▶ [Job]: What is the number of lines in the entries that include the word "dark"? Respond with the number only.

"""

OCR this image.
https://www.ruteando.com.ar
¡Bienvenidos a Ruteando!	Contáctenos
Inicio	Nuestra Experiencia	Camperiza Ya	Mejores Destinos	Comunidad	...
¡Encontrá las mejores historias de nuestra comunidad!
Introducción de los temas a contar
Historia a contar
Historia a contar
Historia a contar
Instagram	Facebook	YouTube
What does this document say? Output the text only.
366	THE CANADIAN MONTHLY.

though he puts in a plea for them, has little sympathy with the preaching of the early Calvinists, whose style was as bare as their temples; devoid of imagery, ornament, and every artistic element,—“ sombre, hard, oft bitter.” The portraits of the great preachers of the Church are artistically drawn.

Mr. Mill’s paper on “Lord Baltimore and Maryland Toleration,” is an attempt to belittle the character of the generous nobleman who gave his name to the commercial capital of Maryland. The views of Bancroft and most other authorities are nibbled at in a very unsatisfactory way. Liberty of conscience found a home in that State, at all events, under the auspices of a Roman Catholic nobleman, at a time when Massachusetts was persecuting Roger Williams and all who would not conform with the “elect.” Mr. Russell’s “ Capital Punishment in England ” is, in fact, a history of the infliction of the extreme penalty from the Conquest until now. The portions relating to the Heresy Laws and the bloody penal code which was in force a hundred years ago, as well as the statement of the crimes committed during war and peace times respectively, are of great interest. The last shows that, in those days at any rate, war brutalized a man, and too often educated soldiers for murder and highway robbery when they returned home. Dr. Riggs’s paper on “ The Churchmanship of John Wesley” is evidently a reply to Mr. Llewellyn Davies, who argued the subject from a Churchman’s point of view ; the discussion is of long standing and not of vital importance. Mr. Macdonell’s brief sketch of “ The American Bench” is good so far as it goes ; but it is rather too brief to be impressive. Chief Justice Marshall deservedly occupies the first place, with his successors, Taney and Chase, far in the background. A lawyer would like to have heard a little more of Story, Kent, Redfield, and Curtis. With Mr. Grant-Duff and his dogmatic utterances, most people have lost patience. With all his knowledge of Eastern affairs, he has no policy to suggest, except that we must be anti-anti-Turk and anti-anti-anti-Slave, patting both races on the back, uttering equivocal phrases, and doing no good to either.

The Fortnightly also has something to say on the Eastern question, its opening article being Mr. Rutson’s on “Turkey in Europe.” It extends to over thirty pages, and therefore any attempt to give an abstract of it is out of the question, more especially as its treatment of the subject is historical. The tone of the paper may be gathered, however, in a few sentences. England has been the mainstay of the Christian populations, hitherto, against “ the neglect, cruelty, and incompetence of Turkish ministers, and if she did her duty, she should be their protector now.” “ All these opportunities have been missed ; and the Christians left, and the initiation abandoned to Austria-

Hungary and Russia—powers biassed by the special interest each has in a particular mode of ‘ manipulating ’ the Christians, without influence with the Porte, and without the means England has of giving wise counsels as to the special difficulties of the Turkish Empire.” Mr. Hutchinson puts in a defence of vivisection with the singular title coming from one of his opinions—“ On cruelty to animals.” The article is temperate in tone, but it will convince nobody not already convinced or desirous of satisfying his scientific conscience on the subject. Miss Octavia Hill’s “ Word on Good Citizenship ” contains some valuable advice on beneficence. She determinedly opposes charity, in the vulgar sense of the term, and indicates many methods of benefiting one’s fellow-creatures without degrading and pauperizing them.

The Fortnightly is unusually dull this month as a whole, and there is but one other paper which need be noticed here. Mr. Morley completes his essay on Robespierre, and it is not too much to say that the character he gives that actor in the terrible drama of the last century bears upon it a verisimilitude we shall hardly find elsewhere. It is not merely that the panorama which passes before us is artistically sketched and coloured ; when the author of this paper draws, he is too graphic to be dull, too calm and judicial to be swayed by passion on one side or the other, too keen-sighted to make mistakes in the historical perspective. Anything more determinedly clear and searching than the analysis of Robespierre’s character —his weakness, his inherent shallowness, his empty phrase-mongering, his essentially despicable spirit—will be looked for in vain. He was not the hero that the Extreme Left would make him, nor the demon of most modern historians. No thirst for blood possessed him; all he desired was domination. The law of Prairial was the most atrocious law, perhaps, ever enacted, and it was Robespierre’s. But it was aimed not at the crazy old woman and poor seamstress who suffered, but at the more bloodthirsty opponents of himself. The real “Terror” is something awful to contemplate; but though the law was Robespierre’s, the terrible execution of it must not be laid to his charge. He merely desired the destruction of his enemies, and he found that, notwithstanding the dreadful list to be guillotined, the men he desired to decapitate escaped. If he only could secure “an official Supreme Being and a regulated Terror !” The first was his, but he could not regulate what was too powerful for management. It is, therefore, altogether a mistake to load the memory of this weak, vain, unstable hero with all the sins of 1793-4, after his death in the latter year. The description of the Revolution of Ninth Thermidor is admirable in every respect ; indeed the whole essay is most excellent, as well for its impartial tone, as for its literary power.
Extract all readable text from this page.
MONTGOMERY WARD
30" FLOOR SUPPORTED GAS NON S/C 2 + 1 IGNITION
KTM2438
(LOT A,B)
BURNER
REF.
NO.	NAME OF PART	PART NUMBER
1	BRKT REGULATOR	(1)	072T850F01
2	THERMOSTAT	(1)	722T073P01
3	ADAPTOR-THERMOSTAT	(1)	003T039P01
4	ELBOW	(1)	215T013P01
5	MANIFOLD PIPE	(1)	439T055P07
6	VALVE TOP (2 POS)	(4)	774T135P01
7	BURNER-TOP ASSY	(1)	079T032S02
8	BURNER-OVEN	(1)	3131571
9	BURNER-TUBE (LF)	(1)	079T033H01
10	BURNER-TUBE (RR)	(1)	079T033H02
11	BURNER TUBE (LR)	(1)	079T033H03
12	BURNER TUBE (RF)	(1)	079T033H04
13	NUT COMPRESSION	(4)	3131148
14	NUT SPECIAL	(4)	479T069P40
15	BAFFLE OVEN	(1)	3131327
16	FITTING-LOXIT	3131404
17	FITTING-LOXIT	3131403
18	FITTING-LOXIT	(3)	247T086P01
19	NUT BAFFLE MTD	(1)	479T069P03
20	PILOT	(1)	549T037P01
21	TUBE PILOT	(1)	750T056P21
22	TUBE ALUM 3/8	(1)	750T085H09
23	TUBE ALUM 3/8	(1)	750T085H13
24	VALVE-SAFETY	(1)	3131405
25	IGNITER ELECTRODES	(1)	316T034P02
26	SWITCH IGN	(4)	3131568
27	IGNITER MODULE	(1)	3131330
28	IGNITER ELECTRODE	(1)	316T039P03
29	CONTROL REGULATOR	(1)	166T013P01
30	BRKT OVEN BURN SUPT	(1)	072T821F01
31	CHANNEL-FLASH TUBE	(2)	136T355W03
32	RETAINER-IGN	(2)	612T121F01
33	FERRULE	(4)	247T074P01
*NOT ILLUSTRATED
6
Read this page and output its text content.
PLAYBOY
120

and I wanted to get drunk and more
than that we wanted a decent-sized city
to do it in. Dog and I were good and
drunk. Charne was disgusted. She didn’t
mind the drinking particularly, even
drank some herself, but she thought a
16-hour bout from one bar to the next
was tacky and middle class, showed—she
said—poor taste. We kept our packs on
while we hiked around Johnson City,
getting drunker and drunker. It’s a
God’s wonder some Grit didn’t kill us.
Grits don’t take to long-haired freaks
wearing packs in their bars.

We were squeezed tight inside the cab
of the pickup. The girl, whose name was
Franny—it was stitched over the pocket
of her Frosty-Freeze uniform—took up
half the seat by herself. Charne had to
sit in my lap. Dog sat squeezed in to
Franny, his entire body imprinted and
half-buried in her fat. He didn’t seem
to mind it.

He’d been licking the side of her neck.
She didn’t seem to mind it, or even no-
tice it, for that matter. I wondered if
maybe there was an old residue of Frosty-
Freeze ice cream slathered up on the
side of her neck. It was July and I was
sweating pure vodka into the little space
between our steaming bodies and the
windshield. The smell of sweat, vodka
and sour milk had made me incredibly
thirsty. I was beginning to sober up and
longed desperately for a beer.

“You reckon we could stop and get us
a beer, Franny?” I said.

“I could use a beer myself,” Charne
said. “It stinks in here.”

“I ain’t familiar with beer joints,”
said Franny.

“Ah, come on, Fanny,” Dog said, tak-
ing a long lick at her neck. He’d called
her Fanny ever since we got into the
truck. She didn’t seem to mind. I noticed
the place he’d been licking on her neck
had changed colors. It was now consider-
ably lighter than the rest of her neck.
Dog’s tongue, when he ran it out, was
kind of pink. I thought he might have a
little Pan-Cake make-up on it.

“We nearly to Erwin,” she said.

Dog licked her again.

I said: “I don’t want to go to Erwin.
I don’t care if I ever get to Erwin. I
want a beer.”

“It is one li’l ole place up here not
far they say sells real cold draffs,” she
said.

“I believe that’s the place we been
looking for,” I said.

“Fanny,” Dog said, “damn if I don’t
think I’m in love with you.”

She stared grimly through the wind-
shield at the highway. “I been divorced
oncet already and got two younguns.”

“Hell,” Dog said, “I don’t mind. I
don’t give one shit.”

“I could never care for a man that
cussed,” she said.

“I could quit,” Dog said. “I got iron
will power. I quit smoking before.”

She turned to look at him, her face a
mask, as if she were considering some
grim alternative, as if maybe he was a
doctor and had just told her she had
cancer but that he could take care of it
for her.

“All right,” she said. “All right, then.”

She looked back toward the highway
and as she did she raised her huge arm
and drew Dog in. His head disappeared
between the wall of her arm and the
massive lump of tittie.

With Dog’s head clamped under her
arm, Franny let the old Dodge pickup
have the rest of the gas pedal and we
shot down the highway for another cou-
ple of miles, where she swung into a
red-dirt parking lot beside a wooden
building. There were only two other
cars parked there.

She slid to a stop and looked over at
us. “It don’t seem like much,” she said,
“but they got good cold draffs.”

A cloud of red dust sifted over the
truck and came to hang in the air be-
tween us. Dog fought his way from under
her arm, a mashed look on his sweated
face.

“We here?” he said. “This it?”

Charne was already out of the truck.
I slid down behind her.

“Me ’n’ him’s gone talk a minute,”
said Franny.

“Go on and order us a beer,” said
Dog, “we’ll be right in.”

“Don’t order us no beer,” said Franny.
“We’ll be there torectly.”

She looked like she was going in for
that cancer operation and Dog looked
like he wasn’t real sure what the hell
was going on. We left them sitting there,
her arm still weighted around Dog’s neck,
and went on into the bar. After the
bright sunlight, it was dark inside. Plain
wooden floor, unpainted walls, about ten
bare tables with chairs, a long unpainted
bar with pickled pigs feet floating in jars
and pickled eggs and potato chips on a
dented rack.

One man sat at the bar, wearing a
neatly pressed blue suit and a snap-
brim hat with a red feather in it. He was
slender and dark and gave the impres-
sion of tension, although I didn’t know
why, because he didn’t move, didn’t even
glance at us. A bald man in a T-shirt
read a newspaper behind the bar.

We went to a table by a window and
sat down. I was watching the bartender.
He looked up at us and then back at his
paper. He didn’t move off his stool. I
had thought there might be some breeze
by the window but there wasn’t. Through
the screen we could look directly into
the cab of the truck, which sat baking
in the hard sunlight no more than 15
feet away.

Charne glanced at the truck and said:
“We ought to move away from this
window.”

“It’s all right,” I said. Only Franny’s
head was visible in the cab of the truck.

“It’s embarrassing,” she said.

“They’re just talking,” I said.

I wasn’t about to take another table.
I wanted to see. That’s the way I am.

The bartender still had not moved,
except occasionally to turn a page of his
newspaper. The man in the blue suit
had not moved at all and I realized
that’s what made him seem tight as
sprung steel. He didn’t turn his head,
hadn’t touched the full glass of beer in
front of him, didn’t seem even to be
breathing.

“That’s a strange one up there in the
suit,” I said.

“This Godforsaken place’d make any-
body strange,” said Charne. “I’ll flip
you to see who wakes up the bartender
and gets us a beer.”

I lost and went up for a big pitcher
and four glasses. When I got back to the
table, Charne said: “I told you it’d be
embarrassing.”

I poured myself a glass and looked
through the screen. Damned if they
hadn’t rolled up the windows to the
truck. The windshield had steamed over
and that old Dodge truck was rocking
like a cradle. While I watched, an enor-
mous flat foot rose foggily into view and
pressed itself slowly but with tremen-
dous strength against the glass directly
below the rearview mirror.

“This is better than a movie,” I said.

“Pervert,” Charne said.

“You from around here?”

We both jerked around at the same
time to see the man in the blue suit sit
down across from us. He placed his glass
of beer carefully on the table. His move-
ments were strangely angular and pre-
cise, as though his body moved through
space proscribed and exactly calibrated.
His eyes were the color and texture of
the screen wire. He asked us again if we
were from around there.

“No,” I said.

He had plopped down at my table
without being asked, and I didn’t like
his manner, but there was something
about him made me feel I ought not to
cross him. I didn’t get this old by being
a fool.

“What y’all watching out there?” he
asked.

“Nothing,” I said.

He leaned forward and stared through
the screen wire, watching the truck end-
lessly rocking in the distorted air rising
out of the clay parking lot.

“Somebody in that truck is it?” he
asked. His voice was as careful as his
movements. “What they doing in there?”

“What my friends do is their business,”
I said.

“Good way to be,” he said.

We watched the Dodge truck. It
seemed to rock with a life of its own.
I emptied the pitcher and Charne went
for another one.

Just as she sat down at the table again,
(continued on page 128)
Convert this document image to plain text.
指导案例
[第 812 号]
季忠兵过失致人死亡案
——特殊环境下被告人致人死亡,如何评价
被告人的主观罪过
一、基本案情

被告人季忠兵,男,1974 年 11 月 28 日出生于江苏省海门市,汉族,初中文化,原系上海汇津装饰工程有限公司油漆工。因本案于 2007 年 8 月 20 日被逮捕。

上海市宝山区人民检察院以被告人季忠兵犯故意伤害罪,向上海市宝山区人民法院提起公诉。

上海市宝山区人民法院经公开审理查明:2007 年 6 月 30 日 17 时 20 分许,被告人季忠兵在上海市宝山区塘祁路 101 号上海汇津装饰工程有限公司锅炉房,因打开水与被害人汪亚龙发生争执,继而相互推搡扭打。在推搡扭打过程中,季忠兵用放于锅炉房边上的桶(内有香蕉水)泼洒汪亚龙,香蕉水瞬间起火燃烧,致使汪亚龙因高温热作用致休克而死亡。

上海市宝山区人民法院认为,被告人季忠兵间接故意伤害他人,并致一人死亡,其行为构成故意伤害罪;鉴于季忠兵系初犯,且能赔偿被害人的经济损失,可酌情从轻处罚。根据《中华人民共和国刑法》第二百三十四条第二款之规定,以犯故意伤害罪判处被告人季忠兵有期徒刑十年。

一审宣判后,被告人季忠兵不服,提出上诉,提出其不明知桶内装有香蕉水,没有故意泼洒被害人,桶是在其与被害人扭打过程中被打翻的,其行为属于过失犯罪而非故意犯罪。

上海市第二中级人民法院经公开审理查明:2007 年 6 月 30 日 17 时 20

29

"""

▶ [Answer to this task]: 2